- Records shown:

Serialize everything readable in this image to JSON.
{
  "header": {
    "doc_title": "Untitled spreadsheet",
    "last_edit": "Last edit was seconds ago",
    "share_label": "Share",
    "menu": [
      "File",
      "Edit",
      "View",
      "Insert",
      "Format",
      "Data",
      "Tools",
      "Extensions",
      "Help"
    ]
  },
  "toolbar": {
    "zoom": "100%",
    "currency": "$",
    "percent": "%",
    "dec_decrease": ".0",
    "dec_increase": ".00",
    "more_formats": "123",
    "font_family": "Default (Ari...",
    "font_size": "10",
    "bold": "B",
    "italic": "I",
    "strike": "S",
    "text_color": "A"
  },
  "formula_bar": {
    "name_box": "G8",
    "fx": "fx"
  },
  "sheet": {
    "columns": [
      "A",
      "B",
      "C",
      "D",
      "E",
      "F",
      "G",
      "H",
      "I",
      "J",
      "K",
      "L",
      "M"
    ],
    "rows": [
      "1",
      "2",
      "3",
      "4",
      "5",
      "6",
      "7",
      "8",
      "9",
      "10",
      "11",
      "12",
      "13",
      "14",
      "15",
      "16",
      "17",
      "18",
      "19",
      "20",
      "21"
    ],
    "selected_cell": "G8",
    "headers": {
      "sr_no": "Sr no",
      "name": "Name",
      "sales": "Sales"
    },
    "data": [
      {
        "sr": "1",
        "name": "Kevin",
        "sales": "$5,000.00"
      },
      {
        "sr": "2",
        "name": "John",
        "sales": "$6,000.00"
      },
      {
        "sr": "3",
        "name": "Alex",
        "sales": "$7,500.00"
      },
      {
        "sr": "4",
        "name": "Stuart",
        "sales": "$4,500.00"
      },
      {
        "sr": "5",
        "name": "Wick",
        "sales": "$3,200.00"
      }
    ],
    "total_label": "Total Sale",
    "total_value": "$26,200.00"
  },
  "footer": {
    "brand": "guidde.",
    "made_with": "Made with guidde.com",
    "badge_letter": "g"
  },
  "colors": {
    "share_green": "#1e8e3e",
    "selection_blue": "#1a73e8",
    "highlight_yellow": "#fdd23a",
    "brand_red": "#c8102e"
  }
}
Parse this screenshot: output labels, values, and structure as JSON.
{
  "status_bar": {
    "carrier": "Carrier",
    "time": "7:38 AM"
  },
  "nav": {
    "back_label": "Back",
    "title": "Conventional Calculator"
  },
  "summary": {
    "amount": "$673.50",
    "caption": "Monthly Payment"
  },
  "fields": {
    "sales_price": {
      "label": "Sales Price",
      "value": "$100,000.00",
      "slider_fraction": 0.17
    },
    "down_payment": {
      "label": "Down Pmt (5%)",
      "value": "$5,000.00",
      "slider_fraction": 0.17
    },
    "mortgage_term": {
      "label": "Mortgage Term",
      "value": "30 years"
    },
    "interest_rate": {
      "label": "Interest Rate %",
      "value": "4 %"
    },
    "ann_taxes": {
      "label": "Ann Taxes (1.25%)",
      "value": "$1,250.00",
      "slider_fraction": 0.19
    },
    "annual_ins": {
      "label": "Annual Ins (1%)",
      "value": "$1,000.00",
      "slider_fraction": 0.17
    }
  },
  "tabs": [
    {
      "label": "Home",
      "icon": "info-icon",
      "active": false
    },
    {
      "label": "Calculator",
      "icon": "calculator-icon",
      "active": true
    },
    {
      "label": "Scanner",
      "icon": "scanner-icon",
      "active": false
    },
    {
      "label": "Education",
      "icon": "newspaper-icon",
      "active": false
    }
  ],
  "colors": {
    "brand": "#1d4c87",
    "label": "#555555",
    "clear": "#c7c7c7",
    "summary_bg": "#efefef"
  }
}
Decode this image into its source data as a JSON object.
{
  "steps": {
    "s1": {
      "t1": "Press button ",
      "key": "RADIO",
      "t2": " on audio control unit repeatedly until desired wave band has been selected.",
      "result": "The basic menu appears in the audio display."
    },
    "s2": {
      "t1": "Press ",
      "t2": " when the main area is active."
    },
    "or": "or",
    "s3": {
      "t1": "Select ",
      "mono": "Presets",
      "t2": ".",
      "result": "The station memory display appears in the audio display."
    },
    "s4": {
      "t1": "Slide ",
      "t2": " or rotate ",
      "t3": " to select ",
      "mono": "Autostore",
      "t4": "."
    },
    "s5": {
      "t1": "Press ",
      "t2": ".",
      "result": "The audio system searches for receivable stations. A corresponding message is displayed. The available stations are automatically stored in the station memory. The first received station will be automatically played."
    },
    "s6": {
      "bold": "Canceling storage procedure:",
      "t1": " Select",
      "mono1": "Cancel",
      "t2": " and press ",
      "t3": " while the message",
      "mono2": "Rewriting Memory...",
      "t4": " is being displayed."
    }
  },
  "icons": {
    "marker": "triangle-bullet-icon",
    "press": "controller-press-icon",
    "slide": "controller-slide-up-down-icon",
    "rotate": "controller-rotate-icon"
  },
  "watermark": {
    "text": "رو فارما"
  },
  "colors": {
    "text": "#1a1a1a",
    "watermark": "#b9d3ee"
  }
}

- Work to complete: Return every line from the one holding "Decode this image" through the end of the data, exactly as it appears, with both ends kept and nothing else.

- Task solution:
Decode this image into its source data as a JSON object.
{
  "steps": {
    "s1": {
      "t1": "Press button ",
      "key": "RADIO",
      "t2": " on audio control unit repeatedly until desired wave band has been selected.",
      "result": "The basic menu appears in the audio display."
    },
    "s2": {
      "t1": "Press ",
      "t2": " when the main area is active."
    },
    "or": "or",
    "s3": {
      "t1": "Select ",
      "mono": "Presets",
      "t2": ".",
      "result": "The station memory display appears in the audio display."
    },
    "s4": {
      "t1": "Slide ",
      "t2": " or rotate ",
      "t3": " to select ",
      "mono": "Autostore",
      "t4": "."
    },
    "s5": {
      "t1": "Press ",
      "t2": ".",
      "result": "The audio system searches for receivable stations. A corresponding message is displayed. The available stations are automatically stored in the station memory. The first received station will be automatically played."
    },
    "s6": {
      "bold": "Canceling storage procedure:",
      "t1": " Select",
      "mono1": "Cancel",
      "t2": " and press ",
      "t3": " while the message",
      "mono2": "Rewriting Memory...",
      "t4": " is being displayed."
    }
  },
  "icons": {
    "marker": "triangle-bullet-icon",
    "press": "controller-press-icon",
    "slide": "controller-slide-up-down-icon",
    "rotate": "controller-rotate-icon"
  },
  "watermark": {
    "text": "رو فارما"
  },
  "colors": {
    "text": "#1a1a1a",
    "watermark": "#b9d3ee"
  }
}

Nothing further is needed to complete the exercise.